_Task details_
Every record must be repeated exactly; omit any pictures they contain.

_Data records_
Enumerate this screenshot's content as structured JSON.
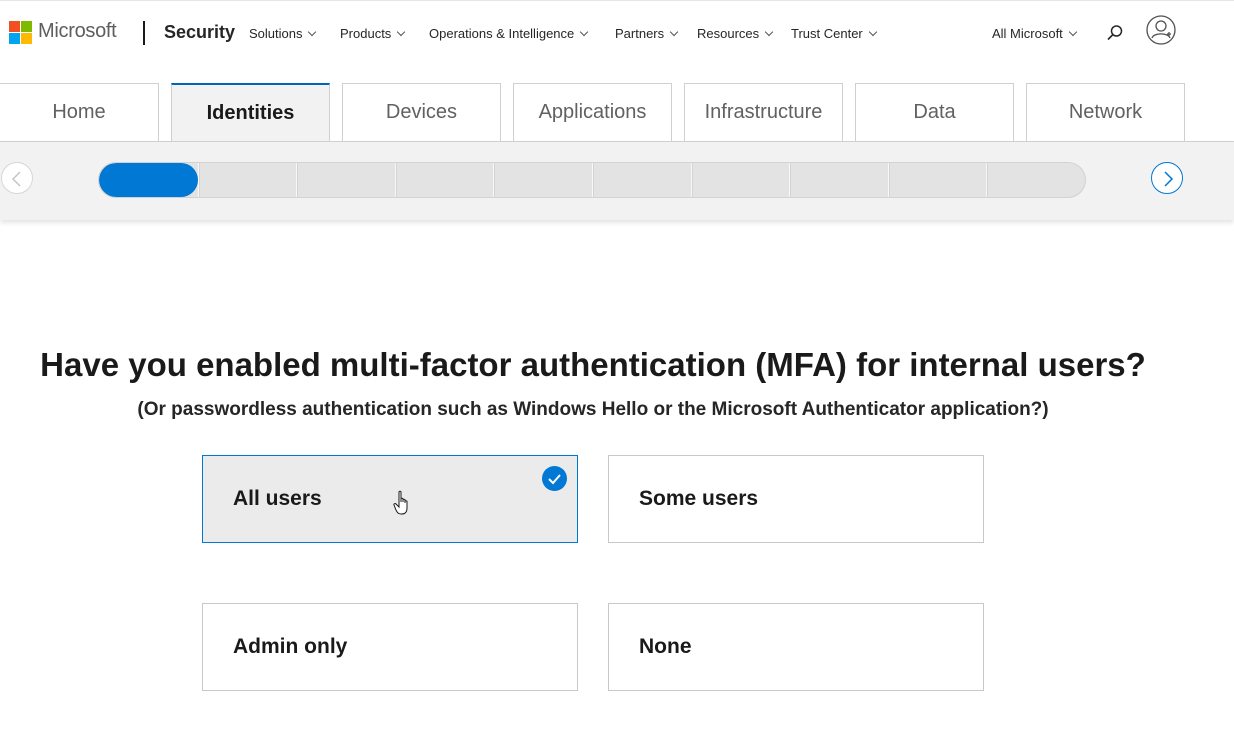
{
  "header": {
    "brand": "Microsoft",
    "site_name": "Security",
    "nav": [
      "Solutions",
      "Products",
      "Operations & Intelligence",
      "Partners",
      "Resources",
      "Trust Center"
    ],
    "all_microsoft": "All Microsoft",
    "icons": {
      "logo": "microsoft-logo",
      "search": "search-icon",
      "account": "account-icon"
    }
  },
  "tabs": [
    {
      "label": "Home",
      "active": false
    },
    {
      "label": "Identities",
      "active": true
    },
    {
      "label": "Devices",
      "active": false
    },
    {
      "label": "Applications",
      "active": false
    },
    {
      "label": "Infrastructure",
      "active": false
    },
    {
      "label": "Data",
      "active": false
    },
    {
      "label": "Network",
      "active": false
    }
  ],
  "progress": {
    "total_steps": 10,
    "completed_steps": 1,
    "prev_icon": "chevron-left-icon",
    "next_icon": "chevron-right-icon"
  },
  "question": {
    "title": "Have you enabled multi-factor authentication (MFA) for internal users?",
    "subtitle": "(Or passwordless authentication such as Windows Hello or the Microsoft Authenticator application?)"
  },
  "answers": [
    {
      "label": "All users",
      "selected": true
    },
    {
      "label": "Some users",
      "selected": false
    },
    {
      "label": "Admin only",
      "selected": false
    },
    {
      "label": "None",
      "selected": false
    }
  ],
  "colors": {
    "accent": "#0078d4",
    "selected_bg": "#ebebeb",
    "band_bg": "#f2f2f2",
    "track_bg": "#e3e3e3"
  }
}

_Task result_
Enumerate this screenshot's content as structured JSON.
{
  "header": {
    "brand": "Microsoft",
    "site_name": "Security",
    "nav": [
      "Solutions",
      "Products",
      "Operations & Intelligence",
      "Partners",
      "Resources",
      "Trust Center"
    ],
    "all_microsoft": "All Microsoft",
    "icons": {
      "logo": "microsoft-logo",
      "search": "search-icon",
      "account": "account-icon"
    }
  },
  "tabs": [
    {
      "label": "Home",
      "active": false
    },
    {
      "label": "Identities",
      "active": true
    },
    {
      "label": "Devices",
      "active": false
    },
    {
      "label": "Applications",
      "active": false
    },
    {
      "label": "Infrastructure",
      "active": false
    },
    {
      "label": "Data",
      "active": false
    },
    {
      "label": "Network",
      "active": false
    }
  ],
  "progress": {
    "total_steps": 10,
    "completed_steps": 1,
    "prev_icon": "chevron-left-icon",
    "next_icon": "chevron-right-icon"
  },
  "question": {
    "title": "Have you enabled multi-factor authentication (MFA) for internal users?",
    "subtitle": "(Or passwordless authentication such as Windows Hello or the Microsoft Authenticator application?)"
  },
  "answers": [
    {
      "label": "All users",
      "selected": true
    },
    {
      "label": "Some users",
      "selected": false
    },
    {
      "label": "Admin only",
      "selected": false
    },
    {
      "label": "None",
      "selected": false
    }
  ],
  "colors": {
    "accent": "#0078d4",
    "selected_bg": "#ebebeb",
    "band_bg": "#f2f2f2",
    "track_bg": "#e3e3e3"
  }
}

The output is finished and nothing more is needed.